=== DATA LINES ===
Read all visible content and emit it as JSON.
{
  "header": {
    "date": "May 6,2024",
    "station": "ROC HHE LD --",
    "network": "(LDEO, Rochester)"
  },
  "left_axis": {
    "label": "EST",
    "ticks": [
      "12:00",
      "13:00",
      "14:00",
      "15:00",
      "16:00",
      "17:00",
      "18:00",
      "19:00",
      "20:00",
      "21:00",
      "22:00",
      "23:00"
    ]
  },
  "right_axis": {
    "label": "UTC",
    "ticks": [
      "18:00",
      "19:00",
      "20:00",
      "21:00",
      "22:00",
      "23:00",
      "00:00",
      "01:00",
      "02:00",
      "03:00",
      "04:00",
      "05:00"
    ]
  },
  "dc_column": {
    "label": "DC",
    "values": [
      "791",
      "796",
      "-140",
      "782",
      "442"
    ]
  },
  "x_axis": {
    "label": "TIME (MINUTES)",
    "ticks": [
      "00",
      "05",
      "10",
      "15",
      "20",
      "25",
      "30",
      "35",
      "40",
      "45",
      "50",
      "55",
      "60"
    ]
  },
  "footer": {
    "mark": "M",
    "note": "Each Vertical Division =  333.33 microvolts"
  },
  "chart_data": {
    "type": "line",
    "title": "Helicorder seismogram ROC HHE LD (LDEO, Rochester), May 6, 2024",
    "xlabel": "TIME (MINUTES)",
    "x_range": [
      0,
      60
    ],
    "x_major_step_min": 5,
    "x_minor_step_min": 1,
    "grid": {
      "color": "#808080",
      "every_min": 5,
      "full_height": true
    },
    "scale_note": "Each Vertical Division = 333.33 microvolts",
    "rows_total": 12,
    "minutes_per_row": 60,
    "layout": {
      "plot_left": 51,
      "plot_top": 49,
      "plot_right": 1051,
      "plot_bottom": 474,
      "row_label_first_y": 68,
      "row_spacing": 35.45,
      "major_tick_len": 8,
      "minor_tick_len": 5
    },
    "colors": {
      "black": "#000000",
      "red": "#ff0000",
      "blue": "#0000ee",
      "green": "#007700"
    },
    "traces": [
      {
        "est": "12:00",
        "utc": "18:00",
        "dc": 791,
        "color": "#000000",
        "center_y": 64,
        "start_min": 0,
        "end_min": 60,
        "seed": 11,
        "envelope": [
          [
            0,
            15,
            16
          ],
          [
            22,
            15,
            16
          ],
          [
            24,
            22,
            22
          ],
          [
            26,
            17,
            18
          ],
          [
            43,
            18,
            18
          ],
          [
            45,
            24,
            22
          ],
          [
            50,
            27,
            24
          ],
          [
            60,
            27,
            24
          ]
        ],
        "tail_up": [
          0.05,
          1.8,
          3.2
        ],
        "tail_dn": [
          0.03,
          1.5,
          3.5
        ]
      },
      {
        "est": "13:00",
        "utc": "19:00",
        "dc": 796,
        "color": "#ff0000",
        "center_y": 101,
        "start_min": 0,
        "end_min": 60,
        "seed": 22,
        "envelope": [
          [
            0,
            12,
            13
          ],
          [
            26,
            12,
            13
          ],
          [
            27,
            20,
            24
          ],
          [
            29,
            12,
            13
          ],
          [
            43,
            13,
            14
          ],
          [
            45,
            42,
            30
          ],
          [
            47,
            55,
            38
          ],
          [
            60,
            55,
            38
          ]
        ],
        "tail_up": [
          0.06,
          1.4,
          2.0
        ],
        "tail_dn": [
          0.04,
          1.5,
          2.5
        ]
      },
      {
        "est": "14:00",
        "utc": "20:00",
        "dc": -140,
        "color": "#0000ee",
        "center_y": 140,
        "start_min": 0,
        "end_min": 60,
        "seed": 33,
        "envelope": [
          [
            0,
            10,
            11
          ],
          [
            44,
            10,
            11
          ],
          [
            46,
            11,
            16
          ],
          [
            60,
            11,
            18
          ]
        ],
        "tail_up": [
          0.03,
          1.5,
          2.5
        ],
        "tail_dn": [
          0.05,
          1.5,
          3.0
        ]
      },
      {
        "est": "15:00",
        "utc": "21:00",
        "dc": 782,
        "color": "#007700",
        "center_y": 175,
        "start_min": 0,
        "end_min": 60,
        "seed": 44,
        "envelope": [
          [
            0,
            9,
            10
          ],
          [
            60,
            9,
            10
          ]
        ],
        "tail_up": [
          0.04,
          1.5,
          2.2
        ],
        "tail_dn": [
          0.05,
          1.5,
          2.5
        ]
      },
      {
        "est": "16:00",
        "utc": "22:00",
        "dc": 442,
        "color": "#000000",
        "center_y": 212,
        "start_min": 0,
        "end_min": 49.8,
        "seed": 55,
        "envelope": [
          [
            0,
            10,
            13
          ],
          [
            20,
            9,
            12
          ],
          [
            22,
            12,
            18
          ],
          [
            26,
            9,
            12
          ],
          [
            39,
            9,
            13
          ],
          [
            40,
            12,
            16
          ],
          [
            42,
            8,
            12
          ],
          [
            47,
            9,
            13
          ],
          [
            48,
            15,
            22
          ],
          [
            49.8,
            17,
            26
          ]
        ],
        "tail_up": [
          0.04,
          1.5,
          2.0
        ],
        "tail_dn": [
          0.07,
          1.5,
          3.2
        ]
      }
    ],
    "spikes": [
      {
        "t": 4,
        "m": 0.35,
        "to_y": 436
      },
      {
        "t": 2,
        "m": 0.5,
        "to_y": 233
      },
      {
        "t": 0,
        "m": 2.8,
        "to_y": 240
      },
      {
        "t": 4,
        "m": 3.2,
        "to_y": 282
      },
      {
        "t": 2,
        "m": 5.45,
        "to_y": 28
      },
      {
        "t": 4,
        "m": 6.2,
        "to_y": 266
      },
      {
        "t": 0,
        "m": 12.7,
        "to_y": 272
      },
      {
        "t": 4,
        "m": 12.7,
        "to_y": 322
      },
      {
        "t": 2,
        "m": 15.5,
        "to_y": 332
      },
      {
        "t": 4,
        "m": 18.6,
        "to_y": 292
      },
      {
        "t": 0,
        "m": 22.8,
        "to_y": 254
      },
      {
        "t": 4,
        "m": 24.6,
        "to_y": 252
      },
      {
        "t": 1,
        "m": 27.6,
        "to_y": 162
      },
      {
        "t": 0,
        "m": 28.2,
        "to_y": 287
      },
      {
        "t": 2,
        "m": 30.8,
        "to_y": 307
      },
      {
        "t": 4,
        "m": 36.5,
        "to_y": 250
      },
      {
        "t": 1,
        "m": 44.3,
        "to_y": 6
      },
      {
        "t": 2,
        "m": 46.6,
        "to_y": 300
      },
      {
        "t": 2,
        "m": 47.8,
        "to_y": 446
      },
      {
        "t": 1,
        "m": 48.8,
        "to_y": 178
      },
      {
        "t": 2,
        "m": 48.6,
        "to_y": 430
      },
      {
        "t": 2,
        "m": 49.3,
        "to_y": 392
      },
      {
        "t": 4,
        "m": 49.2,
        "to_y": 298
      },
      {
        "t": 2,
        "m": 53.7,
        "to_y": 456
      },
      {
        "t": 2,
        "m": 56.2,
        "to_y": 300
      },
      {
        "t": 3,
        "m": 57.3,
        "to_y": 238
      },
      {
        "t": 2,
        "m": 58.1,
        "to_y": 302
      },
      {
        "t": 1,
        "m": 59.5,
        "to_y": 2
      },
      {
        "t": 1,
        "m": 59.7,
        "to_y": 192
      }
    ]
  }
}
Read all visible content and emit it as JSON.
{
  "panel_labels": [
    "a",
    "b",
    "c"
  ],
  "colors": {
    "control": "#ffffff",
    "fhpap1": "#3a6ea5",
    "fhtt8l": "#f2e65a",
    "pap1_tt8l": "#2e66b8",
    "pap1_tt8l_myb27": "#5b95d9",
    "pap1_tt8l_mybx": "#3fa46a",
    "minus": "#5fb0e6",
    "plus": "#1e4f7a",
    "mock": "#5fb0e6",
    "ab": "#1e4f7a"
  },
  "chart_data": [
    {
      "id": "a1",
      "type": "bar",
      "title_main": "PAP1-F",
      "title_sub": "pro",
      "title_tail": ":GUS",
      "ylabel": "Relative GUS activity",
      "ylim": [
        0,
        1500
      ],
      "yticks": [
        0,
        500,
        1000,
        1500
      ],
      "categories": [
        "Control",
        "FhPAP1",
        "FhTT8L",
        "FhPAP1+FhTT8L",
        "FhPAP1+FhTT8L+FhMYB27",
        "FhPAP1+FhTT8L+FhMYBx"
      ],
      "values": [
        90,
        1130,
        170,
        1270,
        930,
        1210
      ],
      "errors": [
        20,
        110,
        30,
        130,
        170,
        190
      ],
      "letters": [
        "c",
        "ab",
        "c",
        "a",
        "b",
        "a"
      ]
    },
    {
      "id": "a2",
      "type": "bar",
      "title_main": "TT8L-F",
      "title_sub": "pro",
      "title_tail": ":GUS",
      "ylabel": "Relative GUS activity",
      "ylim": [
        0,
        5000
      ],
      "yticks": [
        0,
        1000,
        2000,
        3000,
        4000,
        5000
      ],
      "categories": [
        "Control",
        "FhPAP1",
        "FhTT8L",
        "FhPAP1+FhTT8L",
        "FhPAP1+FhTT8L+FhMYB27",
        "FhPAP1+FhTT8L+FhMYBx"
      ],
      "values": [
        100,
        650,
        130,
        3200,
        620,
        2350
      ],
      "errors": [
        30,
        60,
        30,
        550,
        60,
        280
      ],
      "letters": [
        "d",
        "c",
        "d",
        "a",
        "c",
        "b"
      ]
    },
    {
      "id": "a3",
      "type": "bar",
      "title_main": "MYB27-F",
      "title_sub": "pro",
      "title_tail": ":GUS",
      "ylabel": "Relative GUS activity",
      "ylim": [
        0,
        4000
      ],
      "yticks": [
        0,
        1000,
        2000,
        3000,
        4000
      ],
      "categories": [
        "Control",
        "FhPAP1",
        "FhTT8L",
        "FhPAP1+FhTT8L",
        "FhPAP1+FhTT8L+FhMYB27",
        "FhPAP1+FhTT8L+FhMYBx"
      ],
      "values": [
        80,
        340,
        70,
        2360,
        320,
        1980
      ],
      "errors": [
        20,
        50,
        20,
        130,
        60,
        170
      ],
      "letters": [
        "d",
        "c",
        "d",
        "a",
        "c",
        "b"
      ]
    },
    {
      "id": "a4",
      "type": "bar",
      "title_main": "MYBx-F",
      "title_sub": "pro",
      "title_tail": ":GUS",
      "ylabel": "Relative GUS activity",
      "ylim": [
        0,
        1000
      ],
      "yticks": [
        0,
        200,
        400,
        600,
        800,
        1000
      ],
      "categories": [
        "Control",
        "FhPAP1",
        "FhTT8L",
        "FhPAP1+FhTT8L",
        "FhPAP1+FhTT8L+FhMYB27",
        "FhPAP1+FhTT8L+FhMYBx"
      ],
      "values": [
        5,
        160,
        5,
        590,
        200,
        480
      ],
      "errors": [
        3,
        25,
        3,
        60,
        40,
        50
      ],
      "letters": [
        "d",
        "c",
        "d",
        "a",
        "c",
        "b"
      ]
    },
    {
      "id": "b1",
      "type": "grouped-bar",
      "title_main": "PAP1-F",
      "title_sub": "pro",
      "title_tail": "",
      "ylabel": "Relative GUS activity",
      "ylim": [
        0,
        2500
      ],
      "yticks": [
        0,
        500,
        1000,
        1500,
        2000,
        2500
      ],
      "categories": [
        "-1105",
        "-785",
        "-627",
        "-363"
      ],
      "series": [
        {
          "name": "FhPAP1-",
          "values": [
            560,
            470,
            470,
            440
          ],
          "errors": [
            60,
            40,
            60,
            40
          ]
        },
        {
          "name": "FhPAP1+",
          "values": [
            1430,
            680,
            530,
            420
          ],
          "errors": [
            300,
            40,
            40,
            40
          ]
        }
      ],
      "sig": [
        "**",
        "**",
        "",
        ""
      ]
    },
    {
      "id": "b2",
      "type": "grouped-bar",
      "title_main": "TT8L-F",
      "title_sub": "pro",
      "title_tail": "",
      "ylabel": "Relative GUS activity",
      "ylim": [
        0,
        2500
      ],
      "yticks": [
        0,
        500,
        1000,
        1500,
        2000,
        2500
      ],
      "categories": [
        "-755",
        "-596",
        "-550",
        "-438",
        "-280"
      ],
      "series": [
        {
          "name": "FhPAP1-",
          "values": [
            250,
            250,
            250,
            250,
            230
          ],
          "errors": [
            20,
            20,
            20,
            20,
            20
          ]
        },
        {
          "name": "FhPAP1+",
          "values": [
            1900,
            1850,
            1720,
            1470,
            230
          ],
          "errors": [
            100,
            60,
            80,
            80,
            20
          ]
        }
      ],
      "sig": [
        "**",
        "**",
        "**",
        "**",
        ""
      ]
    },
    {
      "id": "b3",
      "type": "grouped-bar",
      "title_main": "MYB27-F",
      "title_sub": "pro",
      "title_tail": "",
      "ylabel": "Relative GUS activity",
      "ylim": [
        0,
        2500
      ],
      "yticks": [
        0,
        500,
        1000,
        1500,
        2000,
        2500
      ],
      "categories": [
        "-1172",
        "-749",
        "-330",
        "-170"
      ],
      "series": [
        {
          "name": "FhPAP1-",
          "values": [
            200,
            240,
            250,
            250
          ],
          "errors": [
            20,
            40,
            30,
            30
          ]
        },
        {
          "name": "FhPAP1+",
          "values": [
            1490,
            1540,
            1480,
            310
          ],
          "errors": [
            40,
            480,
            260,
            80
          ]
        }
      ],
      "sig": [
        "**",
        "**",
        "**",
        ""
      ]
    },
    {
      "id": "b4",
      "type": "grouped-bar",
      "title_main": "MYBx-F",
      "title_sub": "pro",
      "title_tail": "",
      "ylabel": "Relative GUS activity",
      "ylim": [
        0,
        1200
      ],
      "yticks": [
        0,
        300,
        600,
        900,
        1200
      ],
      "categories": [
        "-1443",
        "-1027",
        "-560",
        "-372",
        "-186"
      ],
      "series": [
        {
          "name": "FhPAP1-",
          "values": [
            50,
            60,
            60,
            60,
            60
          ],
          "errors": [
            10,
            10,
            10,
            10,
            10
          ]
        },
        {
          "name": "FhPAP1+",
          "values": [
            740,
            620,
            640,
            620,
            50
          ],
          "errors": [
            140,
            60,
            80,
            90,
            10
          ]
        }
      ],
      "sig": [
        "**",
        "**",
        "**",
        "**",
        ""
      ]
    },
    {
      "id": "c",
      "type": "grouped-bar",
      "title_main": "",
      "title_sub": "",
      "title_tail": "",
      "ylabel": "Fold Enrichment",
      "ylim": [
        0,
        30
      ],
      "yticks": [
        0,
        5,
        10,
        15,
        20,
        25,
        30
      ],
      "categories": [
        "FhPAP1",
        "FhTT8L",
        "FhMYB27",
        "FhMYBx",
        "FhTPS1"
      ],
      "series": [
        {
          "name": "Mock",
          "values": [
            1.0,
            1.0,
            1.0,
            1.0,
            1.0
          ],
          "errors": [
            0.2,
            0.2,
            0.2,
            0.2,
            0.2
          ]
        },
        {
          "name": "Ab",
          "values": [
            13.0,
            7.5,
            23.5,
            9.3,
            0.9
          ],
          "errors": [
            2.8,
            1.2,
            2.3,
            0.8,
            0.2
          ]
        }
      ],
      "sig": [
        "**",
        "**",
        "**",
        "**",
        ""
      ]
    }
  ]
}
===
#### [GIVEN REQUEST]
Note how many lines of the material contain the string "TIME". Then report that number by itself.

#### [WRITTEN ANSWER]
2